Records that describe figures
****************************************
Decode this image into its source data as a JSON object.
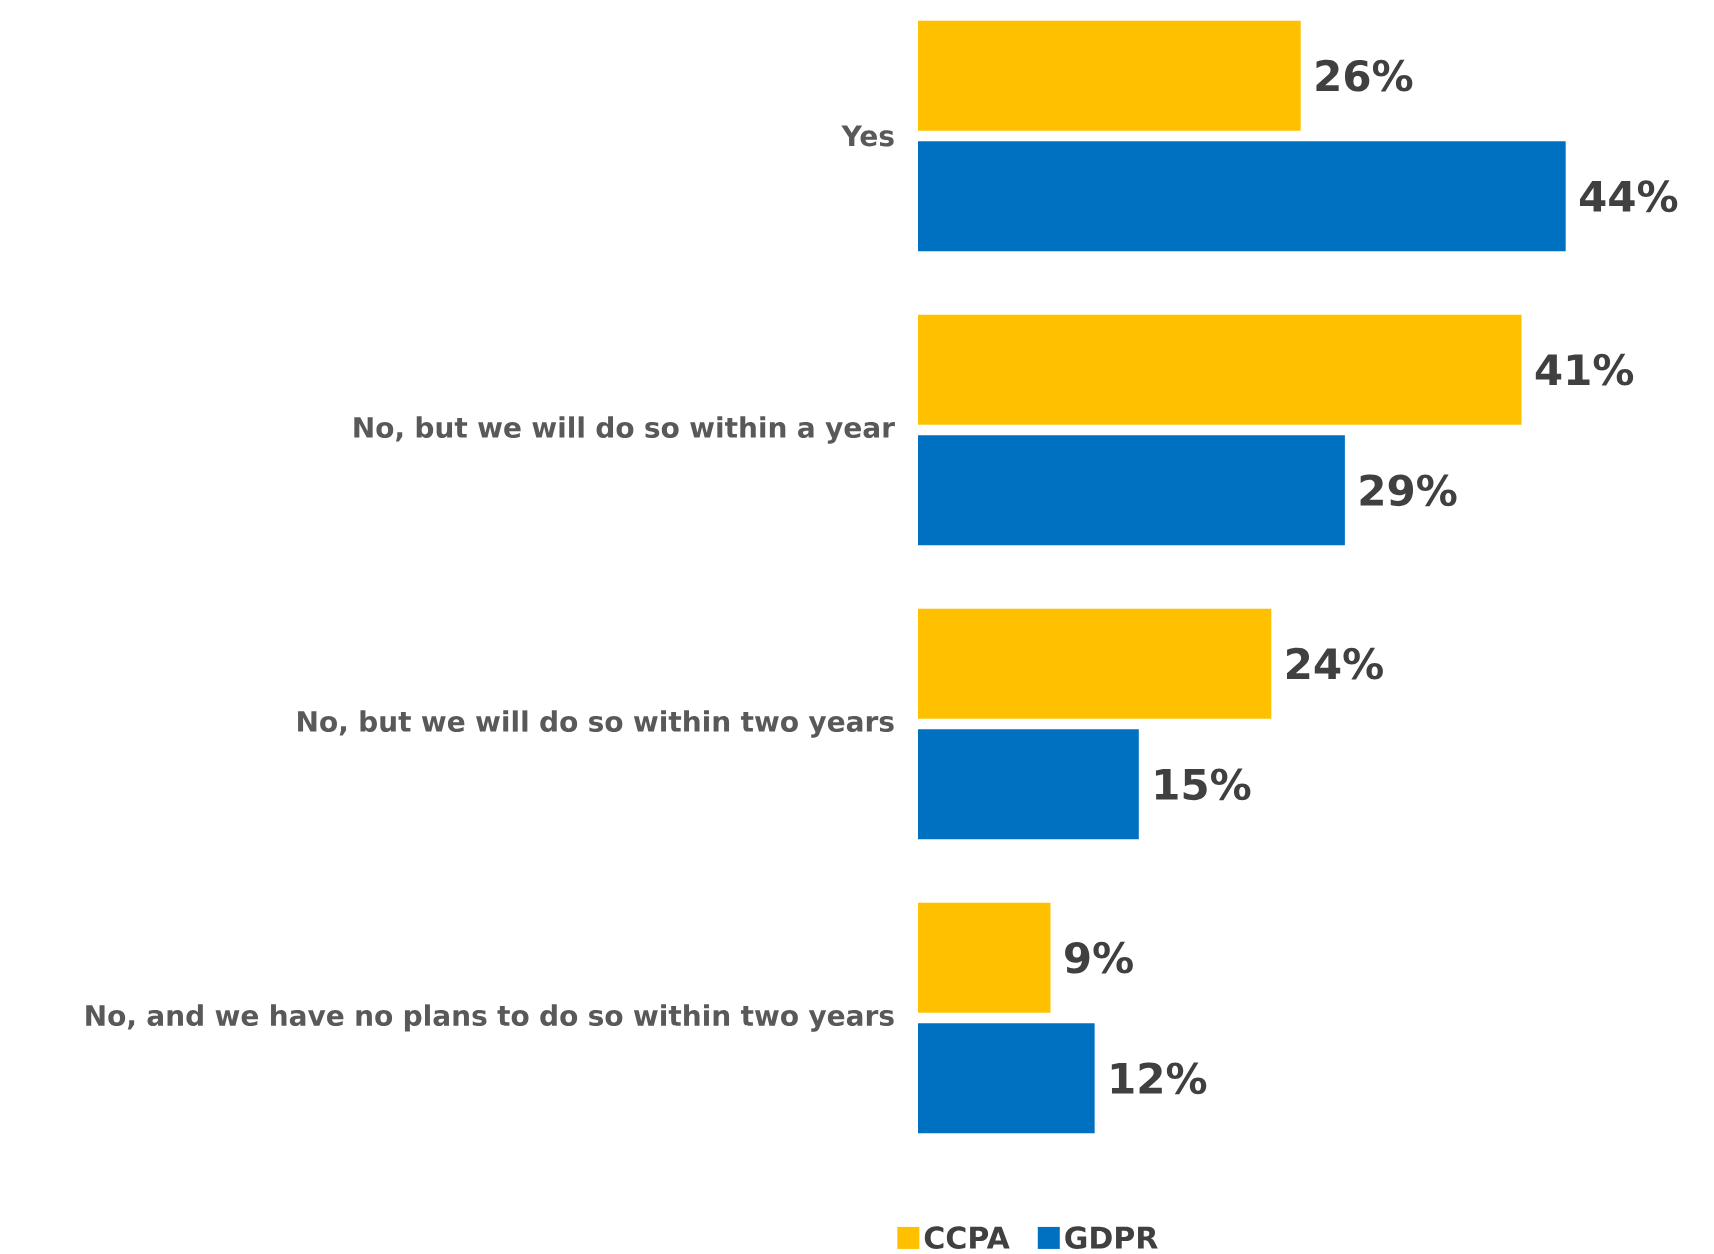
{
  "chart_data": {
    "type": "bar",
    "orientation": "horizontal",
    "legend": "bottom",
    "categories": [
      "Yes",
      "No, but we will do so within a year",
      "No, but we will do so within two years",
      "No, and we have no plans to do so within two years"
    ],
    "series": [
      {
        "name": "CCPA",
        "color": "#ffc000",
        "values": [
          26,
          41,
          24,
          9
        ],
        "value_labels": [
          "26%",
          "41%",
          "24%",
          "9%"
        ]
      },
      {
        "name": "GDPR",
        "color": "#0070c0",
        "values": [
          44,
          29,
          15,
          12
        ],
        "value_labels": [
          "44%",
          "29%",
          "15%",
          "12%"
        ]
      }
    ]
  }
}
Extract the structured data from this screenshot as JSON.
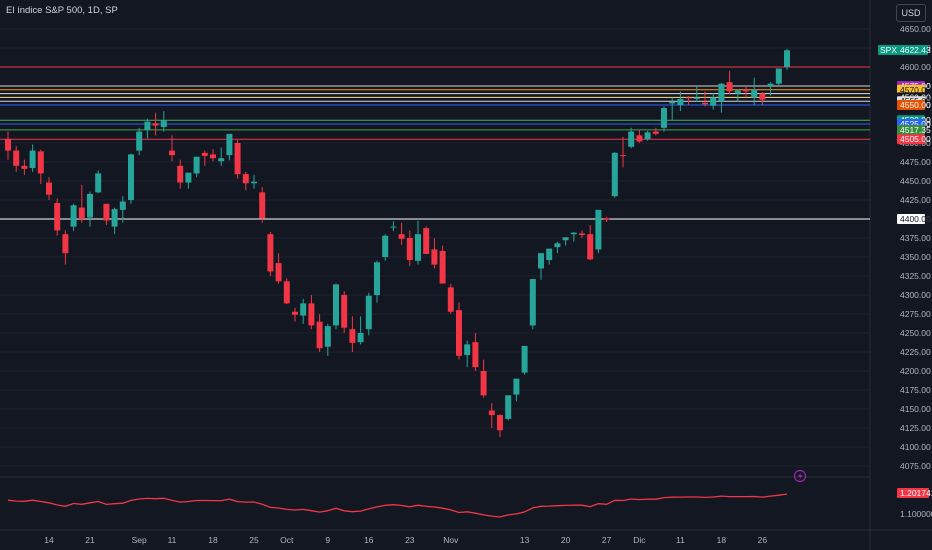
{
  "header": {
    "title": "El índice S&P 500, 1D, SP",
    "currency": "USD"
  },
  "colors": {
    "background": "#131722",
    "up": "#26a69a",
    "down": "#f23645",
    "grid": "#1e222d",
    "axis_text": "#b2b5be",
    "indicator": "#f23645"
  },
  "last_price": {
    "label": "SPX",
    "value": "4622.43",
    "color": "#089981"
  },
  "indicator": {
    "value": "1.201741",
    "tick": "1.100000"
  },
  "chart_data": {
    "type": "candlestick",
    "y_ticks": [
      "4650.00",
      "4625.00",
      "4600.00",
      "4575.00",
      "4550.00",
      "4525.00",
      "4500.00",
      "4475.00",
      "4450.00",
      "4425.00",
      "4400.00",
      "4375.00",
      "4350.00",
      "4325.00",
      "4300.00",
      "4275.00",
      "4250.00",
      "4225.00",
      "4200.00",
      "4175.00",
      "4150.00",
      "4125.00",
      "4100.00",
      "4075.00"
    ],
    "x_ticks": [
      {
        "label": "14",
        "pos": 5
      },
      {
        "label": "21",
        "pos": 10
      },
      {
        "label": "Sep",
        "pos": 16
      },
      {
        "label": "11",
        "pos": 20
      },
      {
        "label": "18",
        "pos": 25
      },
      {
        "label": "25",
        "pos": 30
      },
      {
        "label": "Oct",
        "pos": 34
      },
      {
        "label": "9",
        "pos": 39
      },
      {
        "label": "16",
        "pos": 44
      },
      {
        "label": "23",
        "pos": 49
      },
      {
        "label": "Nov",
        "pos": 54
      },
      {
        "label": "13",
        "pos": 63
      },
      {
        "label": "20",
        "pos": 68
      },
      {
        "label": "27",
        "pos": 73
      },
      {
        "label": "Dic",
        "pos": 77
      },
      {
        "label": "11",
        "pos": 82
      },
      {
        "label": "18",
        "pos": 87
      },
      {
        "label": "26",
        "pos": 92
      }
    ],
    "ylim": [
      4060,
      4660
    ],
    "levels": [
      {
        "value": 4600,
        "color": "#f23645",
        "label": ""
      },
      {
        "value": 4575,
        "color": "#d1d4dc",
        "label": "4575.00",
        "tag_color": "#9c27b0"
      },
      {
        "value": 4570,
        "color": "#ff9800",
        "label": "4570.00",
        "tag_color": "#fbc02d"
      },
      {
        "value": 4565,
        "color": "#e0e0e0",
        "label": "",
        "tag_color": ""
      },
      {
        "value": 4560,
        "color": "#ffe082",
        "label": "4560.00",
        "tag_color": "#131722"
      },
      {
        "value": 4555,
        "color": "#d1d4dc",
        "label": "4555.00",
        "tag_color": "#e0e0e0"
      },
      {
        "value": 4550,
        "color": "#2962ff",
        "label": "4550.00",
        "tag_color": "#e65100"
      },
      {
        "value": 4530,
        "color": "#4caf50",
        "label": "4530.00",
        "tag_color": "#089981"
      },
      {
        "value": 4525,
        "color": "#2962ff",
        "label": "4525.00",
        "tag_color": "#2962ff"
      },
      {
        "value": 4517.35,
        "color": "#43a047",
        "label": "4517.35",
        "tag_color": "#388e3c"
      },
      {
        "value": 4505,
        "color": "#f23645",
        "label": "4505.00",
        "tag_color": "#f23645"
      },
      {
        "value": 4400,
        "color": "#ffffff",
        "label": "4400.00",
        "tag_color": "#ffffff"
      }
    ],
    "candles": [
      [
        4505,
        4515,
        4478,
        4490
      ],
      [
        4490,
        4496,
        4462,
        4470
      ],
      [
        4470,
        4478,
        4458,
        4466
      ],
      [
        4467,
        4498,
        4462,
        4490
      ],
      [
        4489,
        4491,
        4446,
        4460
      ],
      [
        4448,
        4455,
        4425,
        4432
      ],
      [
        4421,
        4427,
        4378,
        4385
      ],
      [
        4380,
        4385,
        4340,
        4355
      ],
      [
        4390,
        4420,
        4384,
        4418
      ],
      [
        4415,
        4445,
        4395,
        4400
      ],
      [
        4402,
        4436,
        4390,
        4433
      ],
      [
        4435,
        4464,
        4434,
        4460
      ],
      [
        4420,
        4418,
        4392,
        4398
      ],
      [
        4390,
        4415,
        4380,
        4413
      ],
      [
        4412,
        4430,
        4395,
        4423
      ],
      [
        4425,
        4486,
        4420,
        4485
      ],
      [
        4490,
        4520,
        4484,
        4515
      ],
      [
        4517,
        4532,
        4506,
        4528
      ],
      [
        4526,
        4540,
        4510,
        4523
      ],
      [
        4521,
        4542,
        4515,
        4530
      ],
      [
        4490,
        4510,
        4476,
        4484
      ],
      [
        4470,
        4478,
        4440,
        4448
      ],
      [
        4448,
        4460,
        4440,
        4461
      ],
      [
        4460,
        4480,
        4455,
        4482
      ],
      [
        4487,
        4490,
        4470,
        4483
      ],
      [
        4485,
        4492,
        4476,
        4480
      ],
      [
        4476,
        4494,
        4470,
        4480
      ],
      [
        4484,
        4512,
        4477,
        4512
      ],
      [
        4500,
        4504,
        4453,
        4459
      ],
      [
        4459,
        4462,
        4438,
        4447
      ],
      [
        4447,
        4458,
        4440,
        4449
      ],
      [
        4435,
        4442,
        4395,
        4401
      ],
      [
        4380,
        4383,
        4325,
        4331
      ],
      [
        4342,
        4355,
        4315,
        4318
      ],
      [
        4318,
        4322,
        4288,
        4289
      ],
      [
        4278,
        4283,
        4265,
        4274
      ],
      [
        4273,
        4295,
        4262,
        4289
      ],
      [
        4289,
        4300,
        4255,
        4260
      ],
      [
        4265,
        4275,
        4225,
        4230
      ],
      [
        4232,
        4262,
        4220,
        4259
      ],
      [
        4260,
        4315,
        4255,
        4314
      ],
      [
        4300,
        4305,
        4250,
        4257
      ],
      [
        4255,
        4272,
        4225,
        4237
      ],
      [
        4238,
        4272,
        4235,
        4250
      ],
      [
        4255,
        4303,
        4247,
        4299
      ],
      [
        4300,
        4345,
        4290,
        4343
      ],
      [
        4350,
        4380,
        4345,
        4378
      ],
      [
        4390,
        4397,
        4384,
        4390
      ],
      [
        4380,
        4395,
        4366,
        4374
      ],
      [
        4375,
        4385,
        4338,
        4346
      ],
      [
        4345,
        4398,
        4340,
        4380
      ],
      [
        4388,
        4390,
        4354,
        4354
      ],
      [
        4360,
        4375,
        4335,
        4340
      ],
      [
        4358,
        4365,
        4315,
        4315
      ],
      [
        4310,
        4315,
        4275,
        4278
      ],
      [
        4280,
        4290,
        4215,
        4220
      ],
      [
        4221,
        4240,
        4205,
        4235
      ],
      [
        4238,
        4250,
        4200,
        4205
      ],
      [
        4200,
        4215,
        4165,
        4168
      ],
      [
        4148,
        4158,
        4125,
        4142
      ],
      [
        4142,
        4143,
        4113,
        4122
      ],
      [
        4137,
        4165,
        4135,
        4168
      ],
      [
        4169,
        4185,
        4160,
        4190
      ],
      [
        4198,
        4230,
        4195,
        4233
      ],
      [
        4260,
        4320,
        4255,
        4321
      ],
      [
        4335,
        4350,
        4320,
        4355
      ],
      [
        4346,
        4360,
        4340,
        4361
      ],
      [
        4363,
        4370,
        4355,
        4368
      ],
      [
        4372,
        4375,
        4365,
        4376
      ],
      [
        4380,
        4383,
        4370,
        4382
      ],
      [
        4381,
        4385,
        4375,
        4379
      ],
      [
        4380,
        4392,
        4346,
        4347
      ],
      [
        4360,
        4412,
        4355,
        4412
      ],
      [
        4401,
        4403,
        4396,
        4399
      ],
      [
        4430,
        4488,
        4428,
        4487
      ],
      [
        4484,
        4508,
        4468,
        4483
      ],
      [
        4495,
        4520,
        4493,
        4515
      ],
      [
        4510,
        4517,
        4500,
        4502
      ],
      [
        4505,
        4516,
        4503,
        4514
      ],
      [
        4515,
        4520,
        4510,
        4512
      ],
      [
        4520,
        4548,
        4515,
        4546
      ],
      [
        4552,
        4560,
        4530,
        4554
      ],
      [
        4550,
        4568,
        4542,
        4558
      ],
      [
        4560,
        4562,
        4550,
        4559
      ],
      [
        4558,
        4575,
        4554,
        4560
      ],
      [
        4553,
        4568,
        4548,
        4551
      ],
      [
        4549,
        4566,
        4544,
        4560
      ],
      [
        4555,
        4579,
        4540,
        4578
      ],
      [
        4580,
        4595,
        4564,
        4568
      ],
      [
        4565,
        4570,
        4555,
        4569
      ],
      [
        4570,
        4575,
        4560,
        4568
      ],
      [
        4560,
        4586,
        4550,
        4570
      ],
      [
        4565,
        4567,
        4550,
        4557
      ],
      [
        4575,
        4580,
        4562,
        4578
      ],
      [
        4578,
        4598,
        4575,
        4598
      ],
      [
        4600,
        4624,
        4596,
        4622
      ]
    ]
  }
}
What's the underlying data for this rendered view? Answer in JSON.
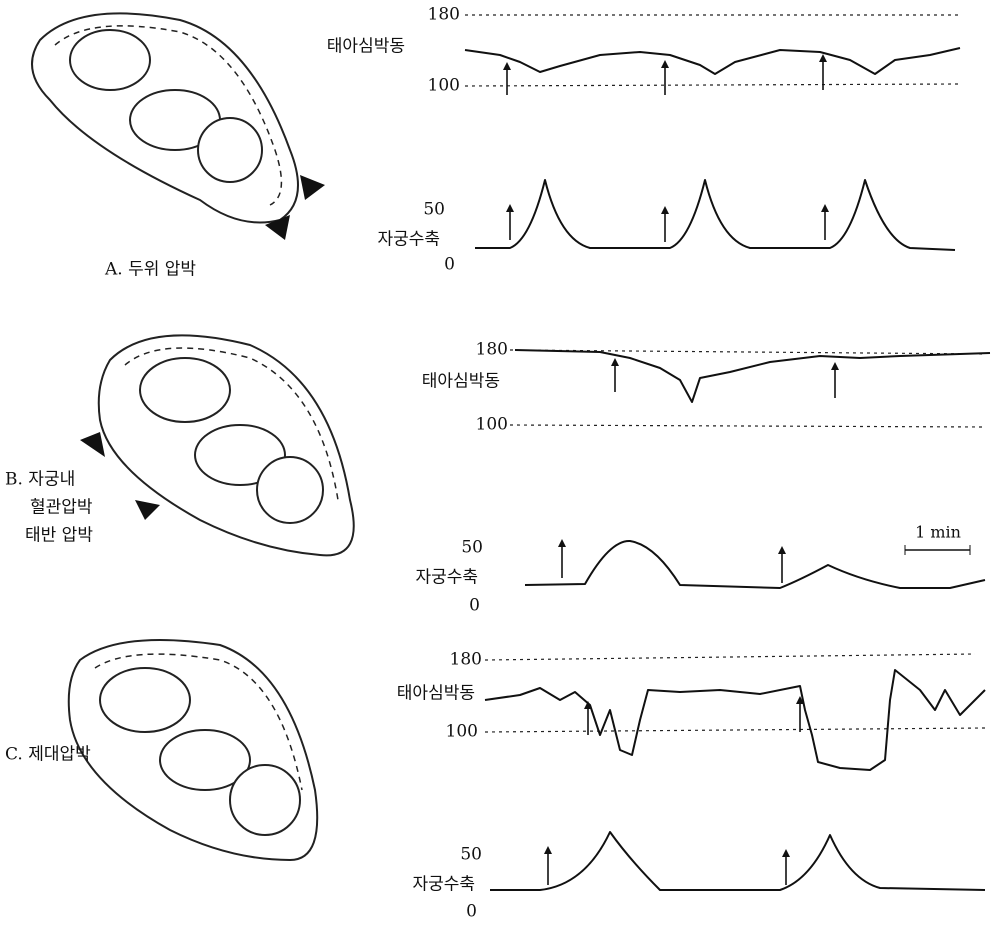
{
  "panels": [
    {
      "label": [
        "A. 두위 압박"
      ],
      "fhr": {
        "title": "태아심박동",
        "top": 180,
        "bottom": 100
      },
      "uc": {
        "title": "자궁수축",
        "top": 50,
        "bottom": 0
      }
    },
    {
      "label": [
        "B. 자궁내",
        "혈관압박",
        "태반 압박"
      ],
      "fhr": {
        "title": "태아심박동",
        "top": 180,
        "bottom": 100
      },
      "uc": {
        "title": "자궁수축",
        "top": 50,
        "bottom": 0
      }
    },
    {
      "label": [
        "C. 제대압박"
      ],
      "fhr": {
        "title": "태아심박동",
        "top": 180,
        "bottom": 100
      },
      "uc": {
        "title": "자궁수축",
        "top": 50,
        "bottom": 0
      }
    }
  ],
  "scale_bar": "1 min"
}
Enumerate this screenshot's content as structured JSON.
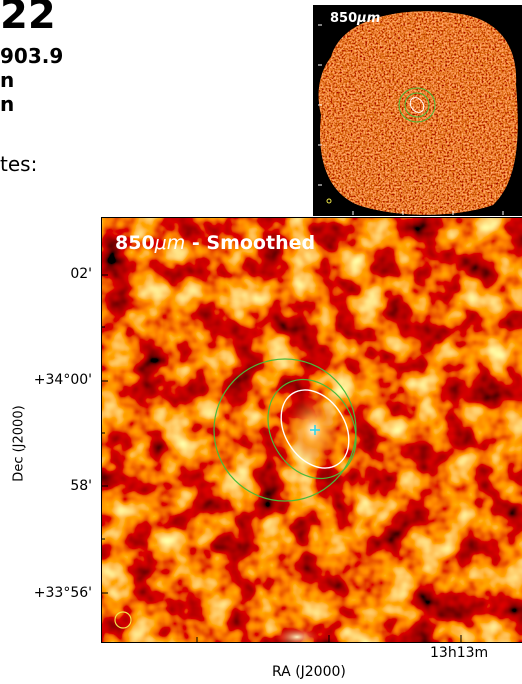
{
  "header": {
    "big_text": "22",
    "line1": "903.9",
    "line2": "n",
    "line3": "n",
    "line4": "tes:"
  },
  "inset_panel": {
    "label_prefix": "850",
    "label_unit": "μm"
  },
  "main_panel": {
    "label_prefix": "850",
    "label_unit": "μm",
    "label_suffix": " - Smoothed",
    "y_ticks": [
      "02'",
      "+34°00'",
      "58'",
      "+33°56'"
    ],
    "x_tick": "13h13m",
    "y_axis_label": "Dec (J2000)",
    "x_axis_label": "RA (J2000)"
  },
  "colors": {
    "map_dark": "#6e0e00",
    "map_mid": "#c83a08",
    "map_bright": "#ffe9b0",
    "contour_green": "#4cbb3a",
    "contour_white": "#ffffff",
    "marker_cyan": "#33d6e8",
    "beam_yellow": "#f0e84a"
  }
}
****************************************
→ **Requirements**: Pick out all the lines with the word "screenshot" in them and copy them.

→ **Solution below**:
Extract the structured data from this screenshot as JSON.
Enumerate this screenshot's content as structured JSON.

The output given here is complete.